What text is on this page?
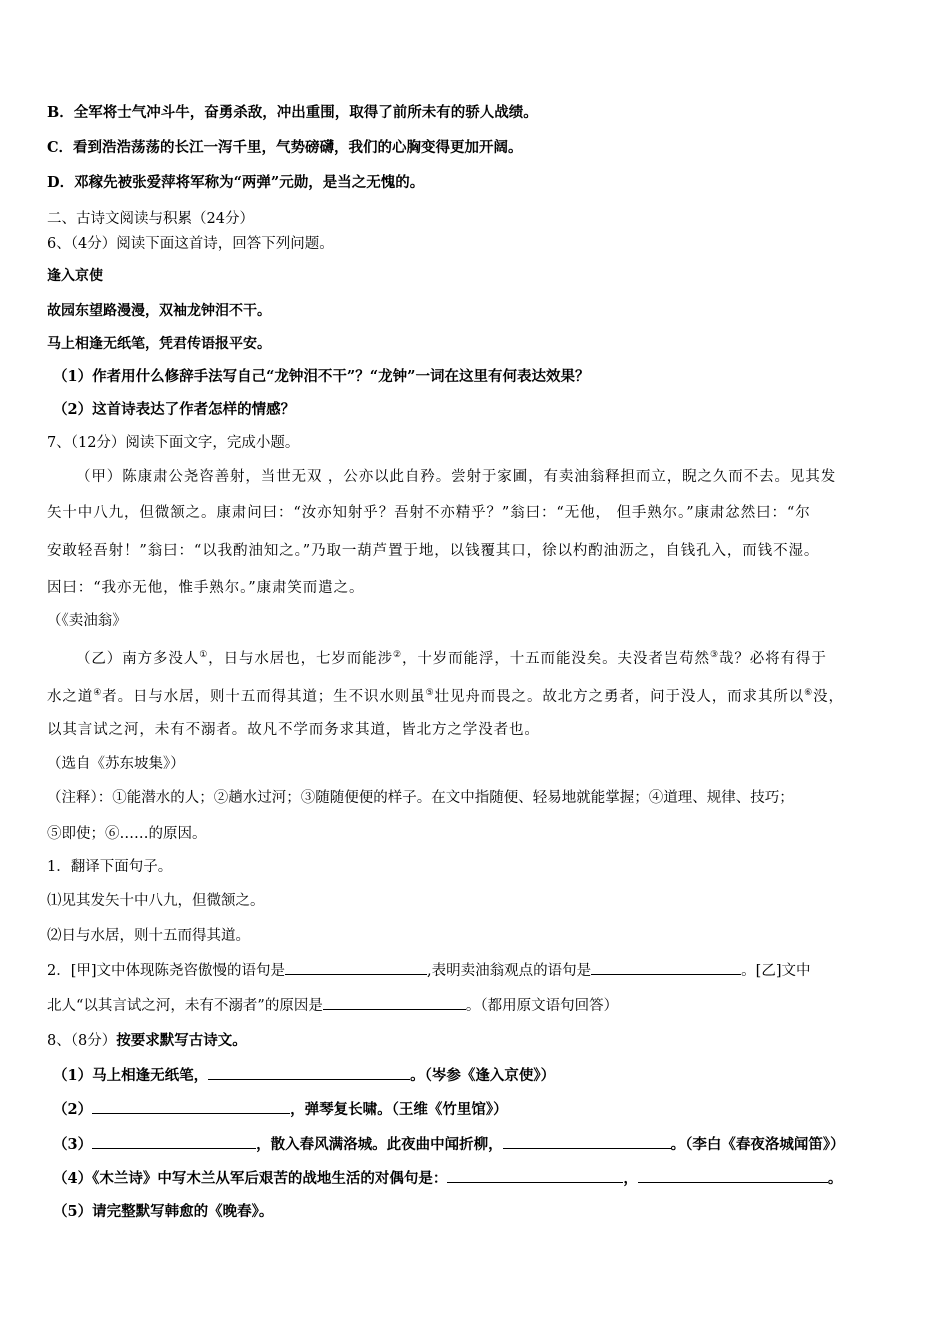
B．全军将士气冲斗牛，奋勇杀敌，冲出重围，取得了前所未有的骄人战绩。
C．看到浩浩荡荡的长江一泻千里，气势磅礴，我们的心胸变得更加开阔。
D．邓稼先被张爱萍将军称为“两弹”元勋，是当之无愧的。
二、古诗文阅读与积累（24分）
6、（4分）阅读下面这首诗，回答下列问题。
逢入京使
故园东望路漫漫，双袖龙钟泪不干。
马上相逢无纸笔，凭君传语报平安。
（1）作者用什么修辞手法写自己“龙钟泪不干”？“龙钟”一词在这里有何表达效果？
（2）这首诗表达了作者怎样的情感？
7、（12分）阅读下面文字，完成小题。
（甲）陈康肃公尧咨善射，当世无双 ，公亦以此自矜。尝射于家圃，有卖油翁释担而立，睨之久而不去。见其发
矢十中八九，但微颔之。康肃问曰：“汝亦知射乎？吾射不亦精乎？”翁曰：“无他， 但手熟尔。”康肃忿然曰：“尔
安敢轻吾射！”翁曰：“以我酌油知之。”乃取一葫芦置于地，以钱覆其口，徐以杓酌油沥之，自钱孔入，而钱不湿。
因曰：“我亦无他，惟手熟尔。”康肃笑而遣之。
（《卖油翁》
（乙）南方多没人①，日与水居也，七岁而能涉②，十岁而能浮，十五而能没矣。夫没者岂苟然③哉？必将有得于
水之道④者。日与水居，则十五而得其道；生不识水则虽⑤壮见舟而畏之。故北方之勇者，问于没人，而求其所以⑥没，
以其言试之河，未有不溺者。故凡不学而务求其道，皆北方之学没者也。
（选自《苏东坡集》）
（注释）：①能潜水的人；②趟水过河；③随随便便的样子。在文中指随便、轻易地就能掌握；④道理、规律、技巧；
⑤即使；⑥……的原因。
1．翻译下面句子。
⑴见其发矢十中八九，但微颔之。
⑵日与水居，则十五而得其道。
2．[甲]文中体现陈尧咨傲慢的语句是	,表明卖油翁观点的语句是	。[乙]文中
北人“以其言试之河，未有不溺者”的原因是	。（都用原文语句回答）
8、（8分）按要求默写古诗文。
（1）马上相逢无纸笔，	。（岑参《逢入京使》）
（2）	，弹琴复长啸。（王维《竹里馆》）
（3）	，散入春风满洛城。此夜曲中闻折柳，	。（李白《春夜洛城闻笛》）
（4）《木兰诗》中写木兰从军后艰苦的战地生活的对偶句是：	，	。
（5）请完整默写韩愈的《晚春》。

### What you need to do
Images do not belong in the copy; reproduce all other parts of the records above verbatim.

### Complete response
What text is on this page?
B．全军将士气冲斗牛，奋勇杀敌，冲出重围，取得了前所未有的骄人战绩。
C．看到浩浩荡荡的长江一泻千里，气势磅礴，我们的心胸变得更加开阔。
D．邓稼先被张爱萍将军称为“两弹”元勋，是当之无愧的。
二、古诗文阅读与积累（24分）
6、（4分）阅读下面这首诗，回答下列问题。
逢入京使
故园东望路漫漫，双袖龙钟泪不干。
马上相逢无纸笔，凭君传语报平安。
（1）作者用什么修辞手法写自己“龙钟泪不干”？“龙钟”一词在这里有何表达效果？
（2）这首诗表达了作者怎样的情感？
7、（12分）阅读下面文字，完成小题。
（甲）陈康肃公尧咨善射，当世无双 ，公亦以此自矜。尝射于家圃，有卖油翁释担而立，睨之久而不去。见其发
矢十中八九，但微颔之。康肃问曰：“汝亦知射乎？吾射不亦精乎？”翁曰：“无他， 但手熟尔。”康肃忿然曰：“尔
安敢轻吾射！”翁曰：“以我酌油知之。”乃取一葫芦置于地，以钱覆其口，徐以杓酌油沥之，自钱孔入，而钱不湿。
因曰：“我亦无他，惟手熟尔。”康肃笑而遣之。
（《卖油翁》
（乙）南方多没人①，日与水居也，七岁而能涉②，十岁而能浮，十五而能没矣。夫没者岂苟然③哉？必将有得于
水之道④者。日与水居，则十五而得其道；生不识水则虽⑤壮见舟而畏之。故北方之勇者，问于没人，而求其所以⑥没，
以其言试之河，未有不溺者。故凡不学而务求其道，皆北方之学没者也。
（选自《苏东坡集》）
（注释）：①能潜水的人；②趟水过河；③随随便便的样子。在文中指随便、轻易地就能掌握；④道理、规律、技巧；
⑤即使；⑥……的原因。
1．翻译下面句子。
⑴见其发矢十中八九，但微颔之。
⑵日与水居，则十五而得其道。
2．[甲]文中体现陈尧咨傲慢的语句是	,表明卖油翁观点的语句是	。[乙]文中
北人“以其言试之河，未有不溺者”的原因是	。（都用原文语句回答）
8、（8分）按要求默写古诗文。
（1）马上相逢无纸笔，	。（岑参《逢入京使》）
（2）	，弹琴复长啸。（王维《竹里馆》）
（3）	，散入春风满洛城。此夜曲中闻折柳，	。（李白《春夜洛城闻笛》）
（4）《木兰诗》中写木兰从军后艰苦的战地生活的对偶句是：	，	。
（5）请完整默写韩愈的《晚春》。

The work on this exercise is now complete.